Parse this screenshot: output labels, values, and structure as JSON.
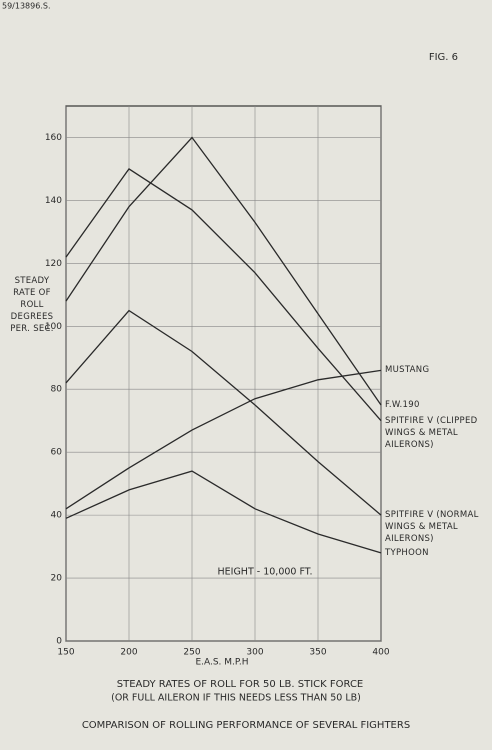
{
  "stamp": "59/13896.S.",
  "chart_data": {
    "type": "line",
    "figure_label": "FIG. 6",
    "y_label": "STEADY RATE OF ROLL DEGREES PER. SEC.",
    "x_label": "E.A.S. M.P.H",
    "annotation": "HEIGHT - 10,000 FT.",
    "caption": [
      "STEADY RATES OF ROLL FOR 50 LB. STICK FORCE",
      "(OR FULL AILERON IF THIS NEEDS LESS THAN 50 LB)"
    ],
    "title": "COMPARISON OF ROLLING PERFORMANCE OF SEVERAL FIGHTERS",
    "x": [
      150,
      200,
      250,
      300,
      350,
      400
    ],
    "series": [
      {
        "name": "MUSTANG",
        "color": "#2a2a2a",
        "values": [
          42,
          55,
          67,
          77,
          83,
          86
        ]
      },
      {
        "name": "F.W.190",
        "color": "#2a2a2a",
        "values": [
          108,
          138,
          160,
          133,
          104,
          75
        ]
      },
      {
        "name": "SPITFIRE V (CLIPPED WINGS & METAL AILERONS)",
        "color": "#2a2a2a",
        "values": [
          122,
          150,
          137,
          117,
          93,
          70
        ]
      },
      {
        "name": "SPITFIRE V (NORMAL WINGS & METAL AILERONS)",
        "color": "#2a2a2a",
        "values": [
          82,
          105,
          92,
          75,
          57,
          40
        ]
      },
      {
        "name": "TYPHOON",
        "color": "#2a2a2a",
        "values": [
          39,
          48,
          54,
          42,
          34,
          28
        ]
      }
    ],
    "xlim": [
      150,
      400
    ],
    "xticks": [
      150,
      200,
      250,
      300,
      350,
      400
    ],
    "ylim": [
      0,
      170
    ],
    "yticks": [
      0,
      20,
      40,
      60,
      80,
      100,
      120,
      140,
      160
    ],
    "grid": true
  }
}
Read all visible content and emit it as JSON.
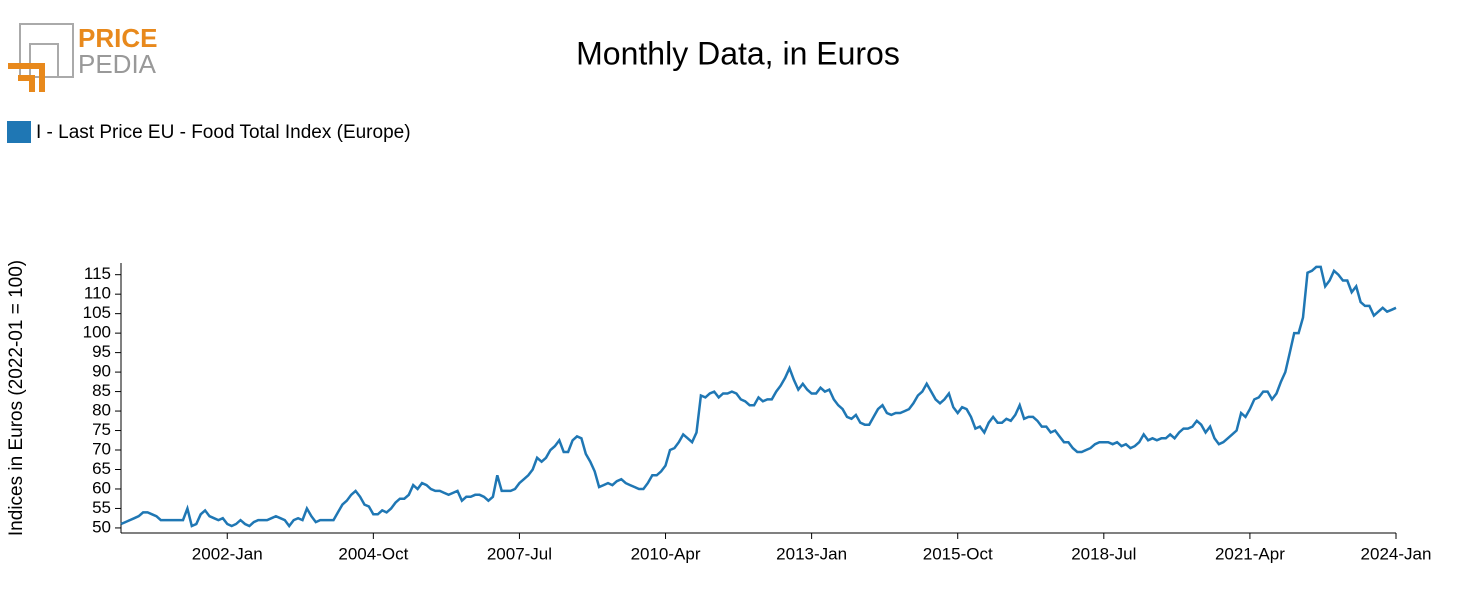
{
  "logo": {
    "line1": "PRICE",
    "line2": "PEDIA"
  },
  "chart_data": {
    "type": "line",
    "title": "Monthly Data, in Euros",
    "y_label": "Indices in Euros (2022-01 = 100)",
    "ylim": [
      48.7,
      118
    ],
    "yticks": [
      50,
      55,
      60,
      65,
      70,
      75,
      80,
      85,
      90,
      95,
      100,
      105,
      110,
      115
    ],
    "legend": "top-left",
    "categories": [
      null,
      null,
      null,
      null,
      null,
      null,
      null,
      null,
      null,
      null,
      null,
      null,
      null,
      null,
      null,
      null,
      null,
      null,
      null,
      null,
      null,
      null,
      null,
      null,
      "2002-Jan",
      null,
      null,
      null,
      null,
      null,
      null,
      null,
      null,
      null,
      null,
      null,
      null,
      null,
      null,
      null,
      null,
      null,
      null,
      null,
      null,
      null,
      null,
      null,
      null,
      null,
      null,
      null,
      null,
      null,
      null,
      null,
      null,
      "2004-Oct",
      null,
      null,
      null,
      null,
      null,
      null,
      null,
      null,
      null,
      null,
      null,
      null,
      null,
      null,
      null,
      null,
      null,
      null,
      null,
      null,
      null,
      null,
      null,
      null,
      null,
      null,
      null,
      null,
      null,
      null,
      null,
      null,
      "2007-Jul",
      null,
      null,
      null,
      null,
      null,
      null,
      null,
      null,
      null,
      null,
      null,
      null,
      null,
      null,
      null,
      null,
      null,
      null,
      null,
      null,
      null,
      null,
      null,
      null,
      null,
      null,
      null,
      null,
      null,
      null,
      null,
      null,
      "2010-Apr",
      null,
      null,
      null,
      null,
      null,
      null,
      null,
      null,
      null,
      null,
      null,
      null,
      null,
      null,
      null,
      null,
      null,
      null,
      null,
      null,
      null,
      null,
      null,
      null,
      null,
      null,
      null,
      null,
      null,
      null,
      null,
      null,
      "2013-Jan",
      null,
      null,
      null,
      null,
      null,
      null,
      null,
      null,
      null,
      null,
      null,
      null,
      null,
      null,
      null,
      null,
      null,
      null,
      null,
      null,
      null,
      null,
      null,
      null,
      null,
      null,
      null,
      null,
      null,
      null,
      null,
      null,
      "2015-Oct",
      null,
      null,
      null,
      null,
      null,
      null,
      null,
      null,
      null,
      null,
      null,
      null,
      null,
      null,
      null,
      null,
      null,
      null,
      null,
      null,
      null,
      null,
      null,
      null,
      null,
      null,
      null,
      null,
      null,
      null,
      null,
      null,
      "2018-Jul",
      null,
      null,
      null,
      null,
      null,
      null,
      null,
      null,
      null,
      null,
      null,
      null,
      null,
      null,
      null,
      null,
      null,
      null,
      null,
      null,
      null,
      null,
      null,
      null,
      null,
      null,
      null,
      null,
      null,
      null,
      null,
      null,
      "2021-Apr",
      null,
      null,
      null,
      null,
      null,
      null,
      null,
      null,
      null,
      null,
      null,
      null,
      null,
      null,
      null,
      null,
      null,
      null,
      null,
      null,
      null,
      null,
      null,
      null,
      null,
      null,
      null,
      null,
      null,
      null,
      null,
      null,
      "2024-Jan"
    ],
    "series": [
      {
        "name": "I - Last Price EU - Food Total Index (Europe)",
        "color": "#1f77b4",
        "values": [
          51,
          51.5,
          52,
          52.5,
          53,
          54,
          54,
          53.5,
          53,
          52,
          52,
          52,
          52,
          52,
          52,
          55,
          50.5,
          51,
          53.5,
          54.5,
          53,
          52.5,
          52,
          52.5,
          51,
          50.5,
          51,
          52,
          51,
          50.5,
          51.5,
          52,
          52,
          52,
          52.5,
          53,
          52.5,
          52,
          50.5,
          52,
          52.5,
          52,
          55,
          53,
          51.5,
          52,
          52,
          52,
          52,
          54,
          56,
          57,
          58.5,
          59.5,
          58,
          56,
          55.5,
          53.5,
          53.5,
          54.5,
          54,
          55,
          56.5,
          57.5,
          57.5,
          58.5,
          61,
          60,
          61.5,
          61,
          60,
          59.5,
          59.5,
          59,
          58.5,
          59,
          59.5,
          57,
          58,
          58,
          58.5,
          58.5,
          58,
          57,
          58,
          63.5,
          59.5,
          59.5,
          59.5,
          60,
          61.5,
          62.5,
          63.5,
          65,
          68,
          67,
          68,
          70,
          71,
          72.5,
          69.5,
          69.5,
          72.5,
          73.5,
          73,
          69,
          67,
          64.5,
          60.5,
          61,
          61.5,
          61,
          62,
          62.5,
          61.5,
          61,
          60.5,
          60,
          60,
          61.5,
          63.5,
          63.5,
          64.5,
          66,
          70,
          70.5,
          72,
          74,
          73,
          72,
          74.5,
          84,
          83.5,
          84.5,
          85,
          83.5,
          84.5,
          84.5,
          85,
          84.5,
          83,
          82.5,
          81.5,
          81.5,
          83.5,
          82.5,
          83,
          83,
          85,
          86.5,
          88.5,
          91,
          88,
          85.5,
          87,
          85.5,
          84.5,
          84.5,
          86,
          85,
          85.5,
          83,
          81.5,
          80.5,
          78.5,
          78,
          79,
          77,
          76.5,
          76.5,
          78.5,
          80.5,
          81.5,
          79.5,
          79,
          79.5,
          79.5,
          80,
          80.5,
          82,
          84,
          85,
          87,
          85,
          83,
          82,
          83,
          84.5,
          81,
          79.5,
          81,
          80.5,
          78.5,
          75.5,
          76,
          74.5,
          77,
          78.5,
          77,
          77,
          78,
          77.5,
          79,
          81.5,
          78,
          78.5,
          78.5,
          77.5,
          76,
          76,
          74.5,
          75,
          73.5,
          72,
          72,
          70.5,
          69.5,
          69.5,
          70,
          70.5,
          71.5,
          72,
          72,
          72,
          71.5,
          72,
          71,
          71.5,
          70.5,
          71,
          72,
          74,
          72.5,
          73,
          72.5,
          73,
          73,
          74,
          73,
          74.5,
          75.5,
          75.5,
          76,
          77.5,
          76.5,
          74.5,
          76,
          73,
          71.5,
          72,
          73,
          74,
          75,
          79.5,
          78.5,
          80.5,
          83,
          83.5,
          85,
          85,
          83,
          84.5,
          87.5,
          90,
          95,
          100,
          100,
          104,
          115.5,
          116,
          117,
          117,
          112,
          113.5,
          116,
          115,
          113.5,
          113.5,
          110.5,
          112,
          108,
          107,
          107,
          104.5,
          105.5,
          106.5,
          105.5,
          106,
          106.5
        ]
      }
    ]
  }
}
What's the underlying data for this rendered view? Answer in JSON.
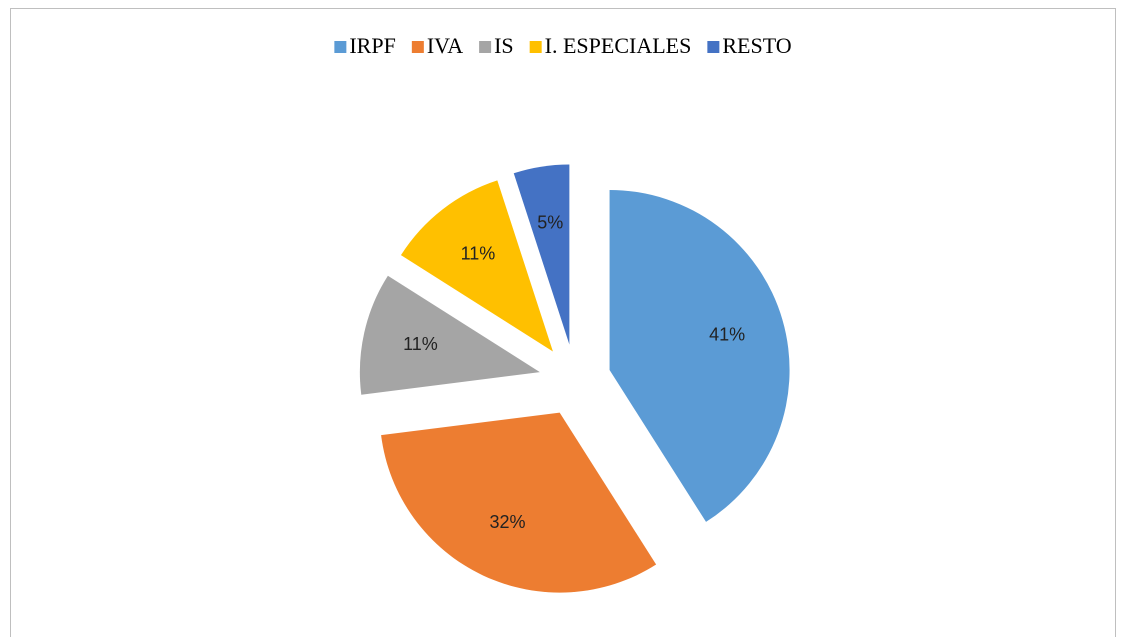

▶ _Instructions to follow_
Which lines in the listing above hold the word "Euros"? Show each of them.

▶ _Answer to the task_
    "title": "Monthly Data, in Euros",
    "y_label": "Indices in Euros (2022-01 = 100)",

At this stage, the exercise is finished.